(Beginning of SOURCE DOCUMENT)
Complications of PCL surgery

PCL injuries are rare and the indications for surgery of the PCL are limited since conservative treatment has good outcome, therefore the number of PCL surgeries carried out by surgeons per year are small. This limited experience with such complex surgery can lead to a higher incidence of complications especially when there are vital neurovascular structures at the back of the knee. Furthermore catastrophic complications usually never get reported which can give surgeons a false sense of relative risks involved when undertaking such procedures.

Besides the standard complications, such as those associated with anaesthesia and complication of surgery such as infections and thromboembolic complications which can occur with any orthopaedic procedure, there are specific complications associated with PCL surgery, some of which includes neurovascular injury, osteonecrosis, fractures, stiffness, residual laxity and anterior knee pain.
(End of SOURCE DOCUMENT)
WORK INSTRUCTIONS –
(A) In the text on complications of PCL surgery, reproduce the passage starting with "Besides the standard" and going on through "anterior knee pain.", swapping "osteonecrosis" for "bone death".
(B) List the specific complications associated with PCL surgery that the text on complications of PCL surgery names.
(C) According to the text on complications of PCL surgery, why do surgeons carry out few PCL surgeries per year?
The records that come next are separate material, unrelated to the text on complications of PCL surgery.
(Beginning of EXTRACTED MATERIAL)
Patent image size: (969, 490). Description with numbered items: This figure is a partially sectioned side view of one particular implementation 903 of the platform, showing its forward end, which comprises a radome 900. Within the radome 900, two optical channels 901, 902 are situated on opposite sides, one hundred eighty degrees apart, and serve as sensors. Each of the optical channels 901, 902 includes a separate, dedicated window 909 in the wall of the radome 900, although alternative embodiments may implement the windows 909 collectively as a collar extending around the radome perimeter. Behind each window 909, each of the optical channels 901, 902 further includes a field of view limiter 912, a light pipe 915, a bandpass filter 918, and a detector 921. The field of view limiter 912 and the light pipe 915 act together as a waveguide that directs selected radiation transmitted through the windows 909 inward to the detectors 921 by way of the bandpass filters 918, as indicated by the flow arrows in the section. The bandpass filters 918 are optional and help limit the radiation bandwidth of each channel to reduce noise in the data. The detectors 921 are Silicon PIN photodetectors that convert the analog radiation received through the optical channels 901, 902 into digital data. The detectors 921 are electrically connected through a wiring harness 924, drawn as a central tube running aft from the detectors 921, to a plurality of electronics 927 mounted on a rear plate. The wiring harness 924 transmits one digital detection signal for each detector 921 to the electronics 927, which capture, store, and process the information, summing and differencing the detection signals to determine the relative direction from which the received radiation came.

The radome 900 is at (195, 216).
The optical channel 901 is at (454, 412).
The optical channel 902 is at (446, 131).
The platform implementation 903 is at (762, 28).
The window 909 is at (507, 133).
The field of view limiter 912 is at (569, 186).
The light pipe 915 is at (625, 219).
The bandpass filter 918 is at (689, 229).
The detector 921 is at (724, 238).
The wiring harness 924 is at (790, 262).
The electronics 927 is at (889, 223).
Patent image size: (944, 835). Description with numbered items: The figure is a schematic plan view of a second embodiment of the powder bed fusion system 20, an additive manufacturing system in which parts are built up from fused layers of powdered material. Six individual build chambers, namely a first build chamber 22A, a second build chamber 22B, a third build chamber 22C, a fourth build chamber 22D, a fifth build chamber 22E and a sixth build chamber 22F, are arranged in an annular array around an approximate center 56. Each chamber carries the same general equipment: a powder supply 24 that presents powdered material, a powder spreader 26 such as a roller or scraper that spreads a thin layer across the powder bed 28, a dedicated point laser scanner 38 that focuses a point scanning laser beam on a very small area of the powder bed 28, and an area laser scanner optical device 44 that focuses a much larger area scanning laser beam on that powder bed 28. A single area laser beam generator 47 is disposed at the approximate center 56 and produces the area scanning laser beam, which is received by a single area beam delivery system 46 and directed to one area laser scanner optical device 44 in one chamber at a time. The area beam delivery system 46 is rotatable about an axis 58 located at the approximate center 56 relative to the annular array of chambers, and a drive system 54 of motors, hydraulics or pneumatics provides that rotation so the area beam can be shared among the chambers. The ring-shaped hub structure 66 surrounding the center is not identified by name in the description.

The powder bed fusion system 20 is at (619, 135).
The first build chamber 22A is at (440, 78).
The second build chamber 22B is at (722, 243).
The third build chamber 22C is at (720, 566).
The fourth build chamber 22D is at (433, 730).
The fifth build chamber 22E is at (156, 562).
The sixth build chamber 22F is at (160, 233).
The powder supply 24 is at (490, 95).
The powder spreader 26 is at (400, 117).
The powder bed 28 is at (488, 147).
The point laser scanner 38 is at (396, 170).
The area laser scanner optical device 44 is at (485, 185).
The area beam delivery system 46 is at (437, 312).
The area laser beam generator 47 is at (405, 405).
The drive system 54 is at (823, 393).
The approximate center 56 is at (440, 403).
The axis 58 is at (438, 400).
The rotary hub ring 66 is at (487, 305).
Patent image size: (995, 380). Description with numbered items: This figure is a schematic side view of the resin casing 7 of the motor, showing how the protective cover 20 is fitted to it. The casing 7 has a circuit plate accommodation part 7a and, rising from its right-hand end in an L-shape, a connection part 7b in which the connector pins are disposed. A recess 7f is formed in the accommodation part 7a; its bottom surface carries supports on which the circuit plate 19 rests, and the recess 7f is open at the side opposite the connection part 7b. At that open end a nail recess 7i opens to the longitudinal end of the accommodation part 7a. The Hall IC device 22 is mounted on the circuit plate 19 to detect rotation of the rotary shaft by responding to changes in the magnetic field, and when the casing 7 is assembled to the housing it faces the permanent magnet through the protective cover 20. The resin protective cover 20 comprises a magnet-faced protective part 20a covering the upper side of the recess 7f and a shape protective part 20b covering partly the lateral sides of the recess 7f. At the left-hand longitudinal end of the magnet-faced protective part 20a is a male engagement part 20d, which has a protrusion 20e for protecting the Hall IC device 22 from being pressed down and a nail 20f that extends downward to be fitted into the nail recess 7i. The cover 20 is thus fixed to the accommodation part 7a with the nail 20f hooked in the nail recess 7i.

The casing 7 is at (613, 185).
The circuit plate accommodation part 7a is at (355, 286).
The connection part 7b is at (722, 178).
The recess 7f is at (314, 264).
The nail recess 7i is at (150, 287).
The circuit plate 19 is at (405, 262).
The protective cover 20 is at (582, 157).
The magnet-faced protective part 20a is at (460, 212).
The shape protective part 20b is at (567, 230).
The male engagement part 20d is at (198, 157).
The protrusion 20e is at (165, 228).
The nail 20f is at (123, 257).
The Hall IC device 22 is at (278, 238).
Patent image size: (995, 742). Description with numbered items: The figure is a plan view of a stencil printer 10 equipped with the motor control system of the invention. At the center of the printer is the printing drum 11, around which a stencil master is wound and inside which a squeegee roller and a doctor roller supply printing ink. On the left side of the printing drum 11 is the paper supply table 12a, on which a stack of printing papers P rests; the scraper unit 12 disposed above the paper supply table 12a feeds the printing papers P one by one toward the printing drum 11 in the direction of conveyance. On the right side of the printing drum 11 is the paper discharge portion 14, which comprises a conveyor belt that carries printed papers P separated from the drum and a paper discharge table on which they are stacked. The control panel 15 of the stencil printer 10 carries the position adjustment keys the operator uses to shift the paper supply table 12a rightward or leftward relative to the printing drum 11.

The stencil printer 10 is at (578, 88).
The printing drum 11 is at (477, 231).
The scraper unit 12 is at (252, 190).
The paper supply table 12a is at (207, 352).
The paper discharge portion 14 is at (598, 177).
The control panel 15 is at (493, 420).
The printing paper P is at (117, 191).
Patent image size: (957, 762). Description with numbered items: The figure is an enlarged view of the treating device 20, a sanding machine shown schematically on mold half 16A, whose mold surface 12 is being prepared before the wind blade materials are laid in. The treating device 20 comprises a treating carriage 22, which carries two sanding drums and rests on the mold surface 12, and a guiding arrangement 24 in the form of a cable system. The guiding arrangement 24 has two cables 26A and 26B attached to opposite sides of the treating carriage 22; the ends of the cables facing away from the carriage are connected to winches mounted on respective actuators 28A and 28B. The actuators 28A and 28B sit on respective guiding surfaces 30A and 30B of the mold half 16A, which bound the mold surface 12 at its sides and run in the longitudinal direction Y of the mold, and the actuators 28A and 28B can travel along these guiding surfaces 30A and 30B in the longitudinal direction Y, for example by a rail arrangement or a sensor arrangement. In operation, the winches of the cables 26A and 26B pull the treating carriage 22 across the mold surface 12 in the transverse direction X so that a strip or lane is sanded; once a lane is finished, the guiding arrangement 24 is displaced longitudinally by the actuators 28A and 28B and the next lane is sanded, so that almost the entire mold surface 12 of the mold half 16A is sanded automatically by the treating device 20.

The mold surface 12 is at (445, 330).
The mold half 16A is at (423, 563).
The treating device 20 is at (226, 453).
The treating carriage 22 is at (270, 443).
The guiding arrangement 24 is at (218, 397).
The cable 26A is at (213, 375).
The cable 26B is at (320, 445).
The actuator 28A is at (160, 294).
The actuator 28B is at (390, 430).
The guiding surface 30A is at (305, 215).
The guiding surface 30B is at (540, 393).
(End of EXTRACTED MATERIAL)
OUTPUTS FOR THE TASKS –
(A)
Besides the standard complications, such as those associated with anaesthesia and complication of surgery such as infections and thromboembolic complications which can occur with any orthopaedic procedure, there are specific complications associated with PCL surgery, some of which includes neurovascular injury, bone death, fractures, stiffness, residual laxity and anterior knee pain.

(B)
- neurovascular injury
- osteonecrosis
- fractures
- stiffness
- residual laxity
- anterior knee pain

(C) PCL injuries are rare, and the indications for PCL surgery are limited because conservative treatment has a good outcome.